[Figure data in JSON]
------
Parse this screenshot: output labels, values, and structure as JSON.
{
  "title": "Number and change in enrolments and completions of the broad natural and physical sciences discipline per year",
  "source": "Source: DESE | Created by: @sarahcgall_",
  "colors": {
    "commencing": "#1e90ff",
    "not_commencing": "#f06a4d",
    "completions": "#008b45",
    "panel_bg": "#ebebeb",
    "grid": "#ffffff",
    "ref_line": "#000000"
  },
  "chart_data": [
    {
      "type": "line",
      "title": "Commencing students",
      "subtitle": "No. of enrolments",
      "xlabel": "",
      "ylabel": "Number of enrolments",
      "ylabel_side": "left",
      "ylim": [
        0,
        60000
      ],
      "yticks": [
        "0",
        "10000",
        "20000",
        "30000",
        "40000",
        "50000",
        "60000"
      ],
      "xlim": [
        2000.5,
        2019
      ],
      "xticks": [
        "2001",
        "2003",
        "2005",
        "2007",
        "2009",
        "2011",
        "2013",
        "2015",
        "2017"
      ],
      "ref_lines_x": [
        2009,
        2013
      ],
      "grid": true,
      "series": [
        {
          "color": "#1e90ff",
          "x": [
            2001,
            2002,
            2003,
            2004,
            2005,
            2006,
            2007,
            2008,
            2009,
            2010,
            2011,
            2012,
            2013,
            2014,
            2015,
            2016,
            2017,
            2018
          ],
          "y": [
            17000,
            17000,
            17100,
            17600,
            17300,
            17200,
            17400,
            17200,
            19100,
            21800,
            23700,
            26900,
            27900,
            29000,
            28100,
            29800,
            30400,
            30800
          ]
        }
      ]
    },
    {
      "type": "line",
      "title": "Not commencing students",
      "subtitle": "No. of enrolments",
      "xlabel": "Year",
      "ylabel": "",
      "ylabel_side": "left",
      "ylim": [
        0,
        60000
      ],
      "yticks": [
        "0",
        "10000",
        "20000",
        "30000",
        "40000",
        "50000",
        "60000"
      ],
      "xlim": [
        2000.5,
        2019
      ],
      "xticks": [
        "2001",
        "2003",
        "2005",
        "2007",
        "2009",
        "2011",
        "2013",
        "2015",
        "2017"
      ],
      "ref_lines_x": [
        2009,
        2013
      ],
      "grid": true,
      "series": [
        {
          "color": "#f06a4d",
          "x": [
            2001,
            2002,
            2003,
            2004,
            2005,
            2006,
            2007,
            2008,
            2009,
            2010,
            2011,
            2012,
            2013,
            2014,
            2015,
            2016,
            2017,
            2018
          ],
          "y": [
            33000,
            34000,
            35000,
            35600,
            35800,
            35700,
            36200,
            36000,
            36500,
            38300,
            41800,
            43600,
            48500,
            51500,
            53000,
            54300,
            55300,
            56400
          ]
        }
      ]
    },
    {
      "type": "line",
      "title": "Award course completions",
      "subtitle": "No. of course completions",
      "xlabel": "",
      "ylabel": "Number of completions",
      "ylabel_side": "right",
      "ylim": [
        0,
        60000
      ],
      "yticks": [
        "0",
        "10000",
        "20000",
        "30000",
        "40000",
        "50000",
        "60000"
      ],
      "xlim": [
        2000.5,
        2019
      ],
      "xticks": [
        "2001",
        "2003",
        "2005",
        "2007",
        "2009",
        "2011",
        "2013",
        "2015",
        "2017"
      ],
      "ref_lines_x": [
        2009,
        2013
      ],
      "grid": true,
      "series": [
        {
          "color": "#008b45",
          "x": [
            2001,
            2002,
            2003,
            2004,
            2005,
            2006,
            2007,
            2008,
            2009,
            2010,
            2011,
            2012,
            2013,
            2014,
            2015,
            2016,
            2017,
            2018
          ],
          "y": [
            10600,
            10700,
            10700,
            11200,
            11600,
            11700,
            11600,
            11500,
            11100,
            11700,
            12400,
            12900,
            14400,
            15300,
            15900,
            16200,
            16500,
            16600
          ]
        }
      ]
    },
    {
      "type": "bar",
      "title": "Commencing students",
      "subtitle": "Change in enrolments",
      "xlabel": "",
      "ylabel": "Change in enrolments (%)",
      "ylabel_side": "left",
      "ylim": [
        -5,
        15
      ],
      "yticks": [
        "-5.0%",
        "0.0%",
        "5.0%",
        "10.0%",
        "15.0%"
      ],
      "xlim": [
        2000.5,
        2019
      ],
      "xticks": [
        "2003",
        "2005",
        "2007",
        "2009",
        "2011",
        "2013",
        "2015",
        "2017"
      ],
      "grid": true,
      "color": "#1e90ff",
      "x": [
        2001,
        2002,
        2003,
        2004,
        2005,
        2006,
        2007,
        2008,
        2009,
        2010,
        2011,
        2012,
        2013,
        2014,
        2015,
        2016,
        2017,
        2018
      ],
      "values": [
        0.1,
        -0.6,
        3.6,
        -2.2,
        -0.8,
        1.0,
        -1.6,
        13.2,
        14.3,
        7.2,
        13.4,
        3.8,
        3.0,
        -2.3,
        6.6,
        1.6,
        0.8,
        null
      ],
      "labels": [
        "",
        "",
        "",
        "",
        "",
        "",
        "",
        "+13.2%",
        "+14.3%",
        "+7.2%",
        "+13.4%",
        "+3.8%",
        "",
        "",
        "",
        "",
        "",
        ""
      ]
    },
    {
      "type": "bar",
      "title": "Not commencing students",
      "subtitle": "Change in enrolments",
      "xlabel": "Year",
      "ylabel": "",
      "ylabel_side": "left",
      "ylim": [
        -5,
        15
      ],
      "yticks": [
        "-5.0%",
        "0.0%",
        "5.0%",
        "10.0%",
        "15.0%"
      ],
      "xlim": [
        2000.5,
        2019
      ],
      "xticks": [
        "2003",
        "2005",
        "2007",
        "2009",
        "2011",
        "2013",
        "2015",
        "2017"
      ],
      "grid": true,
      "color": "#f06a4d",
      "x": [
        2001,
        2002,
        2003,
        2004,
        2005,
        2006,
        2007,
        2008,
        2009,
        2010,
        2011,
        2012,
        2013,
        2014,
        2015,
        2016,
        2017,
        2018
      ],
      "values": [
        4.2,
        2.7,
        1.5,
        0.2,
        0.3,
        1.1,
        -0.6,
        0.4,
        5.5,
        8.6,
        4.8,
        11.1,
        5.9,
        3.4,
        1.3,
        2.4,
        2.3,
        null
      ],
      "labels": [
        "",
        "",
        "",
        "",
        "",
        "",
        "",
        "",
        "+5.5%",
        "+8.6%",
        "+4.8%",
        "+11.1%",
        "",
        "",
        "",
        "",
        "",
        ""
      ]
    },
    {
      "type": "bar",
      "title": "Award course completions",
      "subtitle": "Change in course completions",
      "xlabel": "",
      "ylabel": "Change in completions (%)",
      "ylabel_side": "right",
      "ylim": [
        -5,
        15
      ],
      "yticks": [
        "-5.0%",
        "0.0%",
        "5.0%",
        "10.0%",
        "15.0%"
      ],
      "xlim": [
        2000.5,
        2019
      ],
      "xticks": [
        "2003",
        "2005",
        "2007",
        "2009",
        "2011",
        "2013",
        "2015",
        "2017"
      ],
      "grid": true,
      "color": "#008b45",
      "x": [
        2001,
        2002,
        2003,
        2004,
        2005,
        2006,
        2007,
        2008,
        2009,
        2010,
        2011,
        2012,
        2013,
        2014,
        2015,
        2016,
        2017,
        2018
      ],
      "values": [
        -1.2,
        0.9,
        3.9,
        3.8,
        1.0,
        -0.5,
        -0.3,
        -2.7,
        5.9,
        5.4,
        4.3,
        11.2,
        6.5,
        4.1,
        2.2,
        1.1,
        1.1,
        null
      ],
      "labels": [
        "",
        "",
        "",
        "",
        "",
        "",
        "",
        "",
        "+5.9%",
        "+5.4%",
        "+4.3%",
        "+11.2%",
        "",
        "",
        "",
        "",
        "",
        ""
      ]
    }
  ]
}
------
Instructions for the task:
Your task is to return the full listing exactly as it was given.

Finished task:
Parse this screenshot: output labels, values, and structure as JSON.
{
  "title": "Number and change in enrolments and completions of the broad natural and physical sciences discipline per year",
  "source": "Source: DESE | Created by: @sarahcgall_",
  "colors": {
    "commencing": "#1e90ff",
    "not_commencing": "#f06a4d",
    "completions": "#008b45",
    "panel_bg": "#ebebeb",
    "grid": "#ffffff",
    "ref_line": "#000000"
  },
  "chart_data": [
    {
      "type": "line",
      "title": "Commencing students",
      "subtitle": "No. of enrolments",
      "xlabel": "",
      "ylabel": "Number of enrolments",
      "ylabel_side": "left",
      "ylim": [
        0,
        60000
      ],
      "yticks": [
        "0",
        "10000",
        "20000",
        "30000",
        "40000",
        "50000",
        "60000"
      ],
      "xlim": [
        2000.5,
        2019
      ],
      "xticks": [
        "2001",
        "2003",
        "2005",
        "2007",
        "2009",
        "2011",
        "2013",
        "2015",
        "2017"
      ],
      "ref_lines_x": [
        2009,
        2013
      ],
      "grid": true,
      "series": [
        {
          "color": "#1e90ff",
          "x": [
            2001,
            2002,
            2003,
            2004,
            2005,
            2006,
            2007,
            2008,
            2009,
            2010,
            2011,
            2012,
            2013,
            2014,
            2015,
            2016,
            2017,
            2018
          ],
          "y": [
            17000,
            17000,
            17100,
            17600,
            17300,
            17200,
            17400,
            17200,
            19100,
            21800,
            23700,
            26900,
            27900,
            29000,
            28100,
            29800,
            30400,
            30800
          ]
        }
      ]
    },
    {
      "type": "line",
      "title": "Not commencing students",
      "subtitle": "No. of enrolments",
      "xlabel": "Year",
      "ylabel": "",
      "ylabel_side": "left",
      "ylim": [
        0,
        60000
      ],
      "yticks": [
        "0",
        "10000",
        "20000",
        "30000",
        "40000",
        "50000",
        "60000"
      ],
      "xlim": [
        2000.5,
        2019
      ],
      "xticks": [
        "2001",
        "2003",
        "2005",
        "2007",
        "2009",
        "2011",
        "2013",
        "2015",
        "2017"
      ],
      "ref_lines_x": [
        2009,
        2013
      ],
      "grid": true,
      "series": [
        {
          "color": "#f06a4d",
          "x": [
            2001,
            2002,
            2003,
            2004,
            2005,
            2006,
            2007,
            2008,
            2009,
            2010,
            2011,
            2012,
            2013,
            2014,
            2015,
            2016,
            2017,
            2018
          ],
          "y": [
            33000,
            34000,
            35000,
            35600,
            35800,
            35700,
            36200,
            36000,
            36500,
            38300,
            41800,
            43600,
            48500,
            51500,
            53000,
            54300,
            55300,
            56400
          ]
        }
      ]
    },
    {
      "type": "line",
      "title": "Award course completions",
      "subtitle": "No. of course completions",
      "xlabel": "",
      "ylabel": "Number of completions",
      "ylabel_side": "right",
      "ylim": [
        0,
        60000
      ],
      "yticks": [
        "0",
        "10000",
        "20000",
        "30000",
        "40000",
        "50000",
        "60000"
      ],
      "xlim": [
        2000.5,
        2019
      ],
      "xticks": [
        "2001",
        "2003",
        "2005",
        "2007",
        "2009",
        "2011",
        "2013",
        "2015",
        "2017"
      ],
      "ref_lines_x": [
        2009,
        2013
      ],
      "grid": true,
      "series": [
        {
          "color": "#008b45",
          "x": [
            2001,
            2002,
            2003,
            2004,
            2005,
            2006,
            2007,
            2008,
            2009,
            2010,
            2011,
            2012,
            2013,
            2014,
            2015,
            2016,
            2017,
            2018
          ],
          "y": [
            10600,
            10700,
            10700,
            11200,
            11600,
            11700,
            11600,
            11500,
            11100,
            11700,
            12400,
            12900,
            14400,
            15300,
            15900,
            16200,
            16500,
            16600
          ]
        }
      ]
    },
    {
      "type": "bar",
      "title": "Commencing students",
      "subtitle": "Change in enrolments",
      "xlabel": "",
      "ylabel": "Change in enrolments (%)",
      "ylabel_side": "left",
      "ylim": [
        -5,
        15
      ],
      "yticks": [
        "-5.0%",
        "0.0%",
        "5.0%",
        "10.0%",
        "15.0%"
      ],
      "xlim": [
        2000.5,
        2019
      ],
      "xticks": [
        "2003",
        "2005",
        "2007",
        "2009",
        "2011",
        "2013",
        "2015",
        "2017"
      ],
      "grid": true,
      "color": "#1e90ff",
      "x": [
        2001,
        2002,
        2003,
        2004,
        2005,
        2006,
        2007,
        2008,
        2009,
        2010,
        2011,
        2012,
        2013,
        2014,
        2015,
        2016,
        2017,
        2018
      ],
      "values": [
        0.1,
        -0.6,
        3.6,
        -2.2,
        -0.8,
        1.0,
        -1.6,
        13.2,
        14.3,
        7.2,
        13.4,
        3.8,
        3.0,
        -2.3,
        6.6,
        1.6,
        0.8,
        null
      ],
      "labels": [
        "",
        "",
        "",
        "",
        "",
        "",
        "",
        "+13.2%",
        "+14.3%",
        "+7.2%",
        "+13.4%",
        "+3.8%",
        "",
        "",
        "",
        "",
        "",
        ""
      ]
    },
    {
      "type": "bar",
      "title": "Not commencing students",
      "subtitle": "Change in enrolments",
      "xlabel": "Year",
      "ylabel": "",
      "ylabel_side": "left",
      "ylim": [
        -5,
        15
      ],
      "yticks": [
        "-5.0%",
        "0.0%",
        "5.0%",
        "10.0%",
        "15.0%"
      ],
      "xlim": [
        2000.5,
        2019
      ],
      "xticks": [
        "2003",
        "2005",
        "2007",
        "2009",
        "2011",
        "2013",
        "2015",
        "2017"
      ],
      "grid": true,
      "color": "#f06a4d",
      "x": [
        2001,
        2002,
        2003,
        2004,
        2005,
        2006,
        2007,
        2008,
        2009,
        2010,
        2011,
        2012,
        2013,
        2014,
        2015,
        2016,
        2017,
        2018
      ],
      "values": [
        4.2,
        2.7,
        1.5,
        0.2,
        0.3,
        1.1,
        -0.6,
        0.4,
        5.5,
        8.6,
        4.8,
        11.1,
        5.9,
        3.4,
        1.3,
        2.4,
        2.3,
        null
      ],
      "labels": [
        "",
        "",
        "",
        "",
        "",
        "",
        "",
        "",
        "+5.5%",
        "+8.6%",
        "+4.8%",
        "+11.1%",
        "",
        "",
        "",
        "",
        "",
        ""
      ]
    },
    {
      "type": "bar",
      "title": "Award course completions",
      "subtitle": "Change in course completions",
      "xlabel": "",
      "ylabel": "Change in completions (%)",
      "ylabel_side": "right",
      "ylim": [
        -5,
        15
      ],
      "yticks": [
        "-5.0%",
        "0.0%",
        "5.0%",
        "10.0%",
        "15.0%"
      ],
      "xlim": [
        2000.5,
        2019
      ],
      "xticks": [
        "2003",
        "2005",
        "2007",
        "2009",
        "2011",
        "2013",
        "2015",
        "2017"
      ],
      "grid": true,
      "color": "#008b45",
      "x": [
        2001,
        2002,
        2003,
        2004,
        2005,
        2006,
        2007,
        2008,
        2009,
        2010,
        2011,
        2012,
        2013,
        2014,
        2015,
        2016,
        2017,
        2018
      ],
      "values": [
        -1.2,
        0.9,
        3.9,
        3.8,
        1.0,
        -0.5,
        -0.3,
        -2.7,
        5.9,
        5.4,
        4.3,
        11.2,
        6.5,
        4.1,
        2.2,
        1.1,
        1.1,
        null
      ],
      "labels": [
        "",
        "",
        "",
        "",
        "",
        "",
        "",
        "",
        "+5.9%",
        "+5.4%",
        "+4.3%",
        "+11.2%",
        "",
        "",
        "",
        "",
        "",
        ""
      ]
    }
  ]
}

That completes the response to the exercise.